Exercise material:
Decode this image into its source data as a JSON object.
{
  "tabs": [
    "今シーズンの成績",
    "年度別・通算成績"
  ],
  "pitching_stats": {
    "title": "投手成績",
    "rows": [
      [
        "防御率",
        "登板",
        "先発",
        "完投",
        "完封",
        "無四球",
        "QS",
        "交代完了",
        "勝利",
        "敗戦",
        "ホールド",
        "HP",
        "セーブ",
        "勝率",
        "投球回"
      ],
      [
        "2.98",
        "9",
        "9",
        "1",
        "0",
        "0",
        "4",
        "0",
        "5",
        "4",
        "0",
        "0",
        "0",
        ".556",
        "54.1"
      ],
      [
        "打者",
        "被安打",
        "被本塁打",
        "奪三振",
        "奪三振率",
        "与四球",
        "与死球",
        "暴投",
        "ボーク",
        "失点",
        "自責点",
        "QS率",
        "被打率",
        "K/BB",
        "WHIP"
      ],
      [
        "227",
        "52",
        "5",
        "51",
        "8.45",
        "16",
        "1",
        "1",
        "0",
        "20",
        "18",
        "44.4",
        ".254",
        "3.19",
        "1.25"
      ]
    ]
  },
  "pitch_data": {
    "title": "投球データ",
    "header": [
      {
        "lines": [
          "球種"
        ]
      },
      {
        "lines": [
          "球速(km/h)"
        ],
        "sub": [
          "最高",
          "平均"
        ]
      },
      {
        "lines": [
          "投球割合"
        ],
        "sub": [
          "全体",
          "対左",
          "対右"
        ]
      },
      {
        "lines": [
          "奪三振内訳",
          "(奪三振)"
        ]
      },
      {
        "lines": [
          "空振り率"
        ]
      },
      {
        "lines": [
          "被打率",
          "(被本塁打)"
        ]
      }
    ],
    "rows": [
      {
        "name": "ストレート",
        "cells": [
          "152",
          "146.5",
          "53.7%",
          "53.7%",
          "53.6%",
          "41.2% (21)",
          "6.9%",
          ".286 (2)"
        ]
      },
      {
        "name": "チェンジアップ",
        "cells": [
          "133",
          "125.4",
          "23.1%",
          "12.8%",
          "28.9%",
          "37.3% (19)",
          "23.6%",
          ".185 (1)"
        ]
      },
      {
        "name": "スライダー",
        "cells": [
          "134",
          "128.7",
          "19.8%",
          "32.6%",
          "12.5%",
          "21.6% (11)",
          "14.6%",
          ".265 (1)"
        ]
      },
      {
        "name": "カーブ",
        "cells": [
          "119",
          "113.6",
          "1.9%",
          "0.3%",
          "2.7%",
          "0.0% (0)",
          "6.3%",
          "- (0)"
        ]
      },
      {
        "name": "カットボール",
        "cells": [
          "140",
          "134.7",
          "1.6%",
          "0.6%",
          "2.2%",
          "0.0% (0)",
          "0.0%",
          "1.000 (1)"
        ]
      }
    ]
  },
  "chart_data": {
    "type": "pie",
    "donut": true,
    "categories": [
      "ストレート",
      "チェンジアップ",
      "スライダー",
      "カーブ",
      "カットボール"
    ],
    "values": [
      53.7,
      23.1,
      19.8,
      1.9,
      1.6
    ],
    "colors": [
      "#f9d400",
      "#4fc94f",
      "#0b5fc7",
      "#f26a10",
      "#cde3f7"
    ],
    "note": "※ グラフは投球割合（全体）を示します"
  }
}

Directions: Determine the number of lines in these entries that contain the word "name", and write only that number.

Answer for the task: 5